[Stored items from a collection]

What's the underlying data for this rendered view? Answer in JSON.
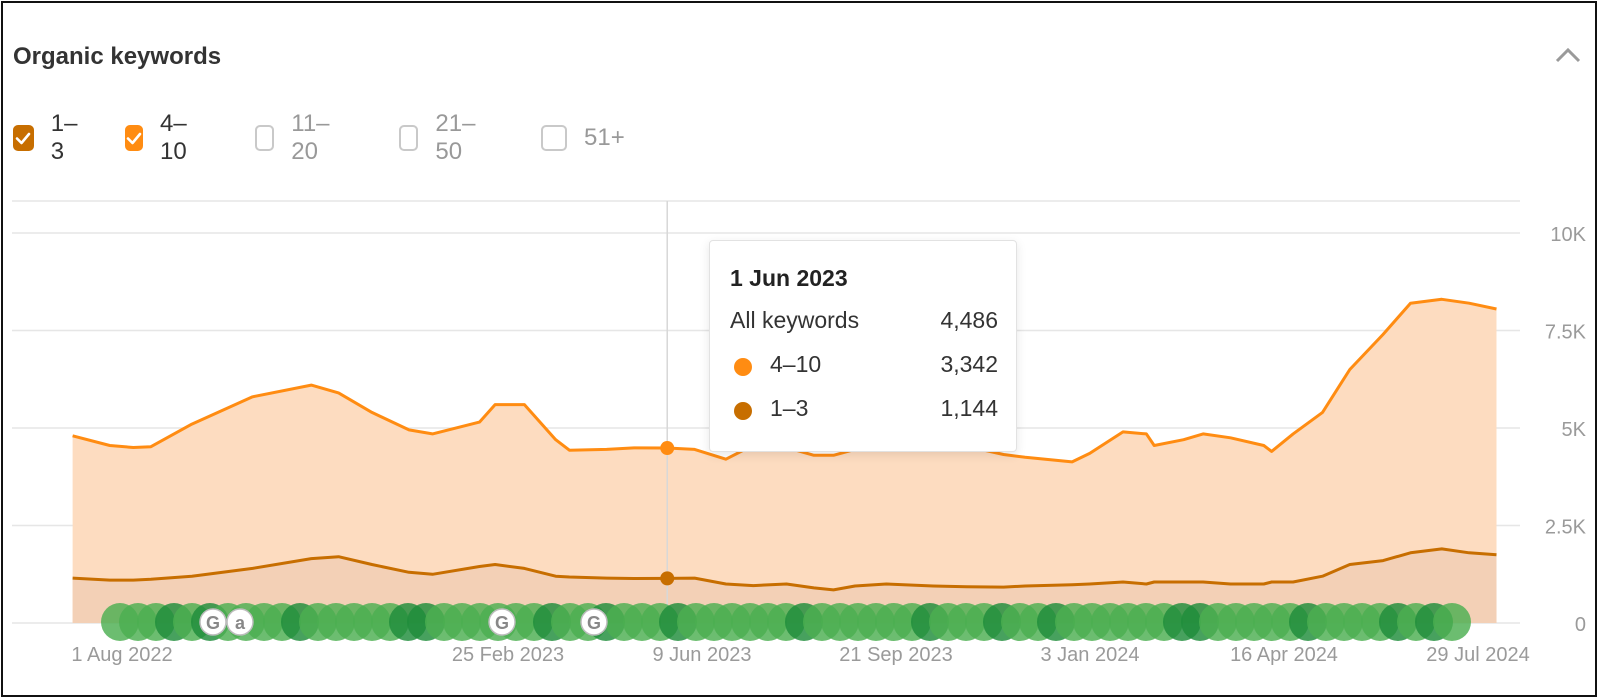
{
  "header": {
    "title": "Organic keywords",
    "collapse_icon": "chevron-up-icon"
  },
  "filters": [
    {
      "label": "1–3",
      "checked": true,
      "color": "#c76e00"
    },
    {
      "label": "4–10",
      "checked": true,
      "color": "#ff8c12"
    },
    {
      "label": "11–20",
      "checked": false,
      "color": "#c9c9c9"
    },
    {
      "label": "21–50",
      "checked": false,
      "color": "#c9c9c9"
    },
    {
      "label": "51+",
      "checked": false,
      "color": "#c9c9c9"
    }
  ],
  "tooltip": {
    "date": "1 Jun 2023",
    "rows": [
      {
        "label": "All keywords",
        "value": "4,486"
      },
      {
        "label": "4–10",
        "value": "3,342",
        "color": "#ff8c12"
      },
      {
        "label": "1–3",
        "value": "1,144",
        "color": "#c76e00"
      }
    ]
  },
  "colors": {
    "top10_line": "#ff8c12",
    "top10_fill": "#fddcc0",
    "top3_line": "#c76e00",
    "top3_fill": "#f3d0b6",
    "update_marker": "#4caf50",
    "update_marker_dark": "#1e8c3a"
  },
  "chart_data": {
    "type": "area",
    "x_ticks": [
      "1 Aug 2022",
      "25 Feb 2023",
      "9 Jun 2023",
      "21 Sep 2023",
      "3 Jan 2024",
      "16 Apr 2024",
      "29 Jul 2024"
    ],
    "y_ticks": [
      "0",
      "2.5K",
      "5K",
      "7.5K",
      "10K"
    ],
    "ylim": [
      0,
      10000
    ],
    "stacked": true,
    "grid": true,
    "x": [
      "2022-08-01",
      "2022-08-20",
      "2022-09-01",
      "2022-09-10",
      "2022-10-01",
      "2022-11-01",
      "2022-12-01",
      "2022-12-15",
      "2023-01-01",
      "2023-01-20",
      "2023-02-01",
      "2023-02-25",
      "2023-03-05",
      "2023-03-20",
      "2023-04-05",
      "2023-04-12",
      "2023-05-01",
      "2023-05-15",
      "2023-06-01",
      "2023-06-15",
      "2023-07-01",
      "2023-07-15",
      "2023-08-01",
      "2023-08-15",
      "2023-08-25",
      "2023-09-05",
      "2023-09-21",
      "2023-10-15",
      "2023-11-01",
      "2023-11-20",
      "2023-12-01",
      "2023-12-25",
      "2024-01-03",
      "2024-01-20",
      "2024-02-01",
      "2024-02-05",
      "2024-02-20",
      "2024-03-01",
      "2024-03-15",
      "2024-04-01",
      "2024-04-05",
      "2024-04-16",
      "2024-05-01",
      "2024-05-15",
      "2024-06-01",
      "2024-06-15",
      "2024-07-01",
      "2024-07-15",
      "2024-07-29"
    ],
    "series": [
      {
        "name": "1–3",
        "values": [
          1150,
          1100,
          1100,
          1120,
          1200,
          1400,
          1650,
          1700,
          1500,
          1300,
          1250,
          1450,
          1500,
          1400,
          1200,
          1180,
          1150,
          1140,
          1144,
          1150,
          1000,
          960,
          1000,
          900,
          850,
          950,
          1000,
          950,
          930,
          920,
          950,
          980,
          1000,
          1050,
          1000,
          1050,
          1050,
          1050,
          1000,
          1000,
          1050,
          1050,
          1200,
          1500,
          1600,
          1800,
          1900,
          1800,
          1750
        ]
      },
      {
        "name": "4–10",
        "values": [
          3650,
          3450,
          3400,
          3400,
          3900,
          4400,
          4450,
          4200,
          3900,
          3650,
          3600,
          3700,
          4100,
          4200,
          3500,
          3250,
          3300,
          3350,
          3342,
          3300,
          3200,
          3600,
          3500,
          3400,
          3450,
          3500,
          3700,
          3600,
          3600,
          3400,
          3300,
          3150,
          3350,
          3850,
          3850,
          3500,
          3650,
          3800,
          3750,
          3550,
          3350,
          3800,
          4200,
          5000,
          5800,
          6400,
          6400,
          6400,
          6300
        ]
      }
    ],
    "tooltip_x": "2023-06-01",
    "markers_labels": [
      "G",
      "a",
      "G",
      "G"
    ]
  }
}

● Aim
Pictures in the records above are not copied; print everything else exactly.

● In response
What's the underlying data for this rendered view? Answer in JSON.
{
  "header": {
    "title": "Organic keywords",
    "collapse_icon": "chevron-up-icon"
  },
  "filters": [
    {
      "label": "1–3",
      "checked": true,
      "color": "#c76e00"
    },
    {
      "label": "4–10",
      "checked": true,
      "color": "#ff8c12"
    },
    {
      "label": "11–20",
      "checked": false,
      "color": "#c9c9c9"
    },
    {
      "label": "21–50",
      "checked": false,
      "color": "#c9c9c9"
    },
    {
      "label": "51+",
      "checked": false,
      "color": "#c9c9c9"
    }
  ],
  "tooltip": {
    "date": "1 Jun 2023",
    "rows": [
      {
        "label": "All keywords",
        "value": "4,486"
      },
      {
        "label": "4–10",
        "value": "3,342",
        "color": "#ff8c12"
      },
      {
        "label": "1–3",
        "value": "1,144",
        "color": "#c76e00"
      }
    ]
  },
  "colors": {
    "top10_line": "#ff8c12",
    "top10_fill": "#fddcc0",
    "top3_line": "#c76e00",
    "top3_fill": "#f3d0b6",
    "update_marker": "#4caf50",
    "update_marker_dark": "#1e8c3a"
  },
  "chart_data": {
    "type": "area",
    "x_ticks": [
      "1 Aug 2022",
      "25 Feb 2023",
      "9 Jun 2023",
      "21 Sep 2023",
      "3 Jan 2024",
      "16 Apr 2024",
      "29 Jul 2024"
    ],
    "y_ticks": [
      "0",
      "2.5K",
      "5K",
      "7.5K",
      "10K"
    ],
    "ylim": [
      0,
      10000
    ],
    "stacked": true,
    "grid": true,
    "x": [
      "2022-08-01",
      "2022-08-20",
      "2022-09-01",
      "2022-09-10",
      "2022-10-01",
      "2022-11-01",
      "2022-12-01",
      "2022-12-15",
      "2023-01-01",
      "2023-01-20",
      "2023-02-01",
      "2023-02-25",
      "2023-03-05",
      "2023-03-20",
      "2023-04-05",
      "2023-04-12",
      "2023-05-01",
      "2023-05-15",
      "2023-06-01",
      "2023-06-15",
      "2023-07-01",
      "2023-07-15",
      "2023-08-01",
      "2023-08-15",
      "2023-08-25",
      "2023-09-05",
      "2023-09-21",
      "2023-10-15",
      "2023-11-01",
      "2023-11-20",
      "2023-12-01",
      "2023-12-25",
      "2024-01-03",
      "2024-01-20",
      "2024-02-01",
      "2024-02-05",
      "2024-02-20",
      "2024-03-01",
      "2024-03-15",
      "2024-04-01",
      "2024-04-05",
      "2024-04-16",
      "2024-05-01",
      "2024-05-15",
      "2024-06-01",
      "2024-06-15",
      "2024-07-01",
      "2024-07-15",
      "2024-07-29"
    ],
    "series": [
      {
        "name": "1–3",
        "values": [
          1150,
          1100,
          1100,
          1120,
          1200,
          1400,
          1650,
          1700,
          1500,
          1300,
          1250,
          1450,
          1500,
          1400,
          1200,
          1180,
          1150,
          1140,
          1144,
          1150,
          1000,
          960,
          1000,
          900,
          850,
          950,
          1000,
          950,
          930,
          920,
          950,
          980,
          1000,
          1050,
          1000,
          1050,
          1050,
          1050,
          1000,
          1000,
          1050,
          1050,
          1200,
          1500,
          1600,
          1800,
          1900,
          1800,
          1750
        ]
      },
      {
        "name": "4–10",
        "values": [
          3650,
          3450,
          3400,
          3400,
          3900,
          4400,
          4450,
          4200,
          3900,
          3650,
          3600,
          3700,
          4100,
          4200,
          3500,
          3250,
          3300,
          3350,
          3342,
          3300,
          3200,
          3600,
          3500,
          3400,
          3450,
          3500,
          3700,
          3600,
          3600,
          3400,
          3300,
          3150,
          3350,
          3850,
          3850,
          3500,
          3650,
          3800,
          3750,
          3550,
          3350,
          3800,
          4200,
          5000,
          5800,
          6400,
          6400,
          6400,
          6300
        ]
      }
    ],
    "tooltip_x": "2023-06-01",
    "markers_labels": [
      "G",
      "a",
      "G",
      "G"
    ]
  }
}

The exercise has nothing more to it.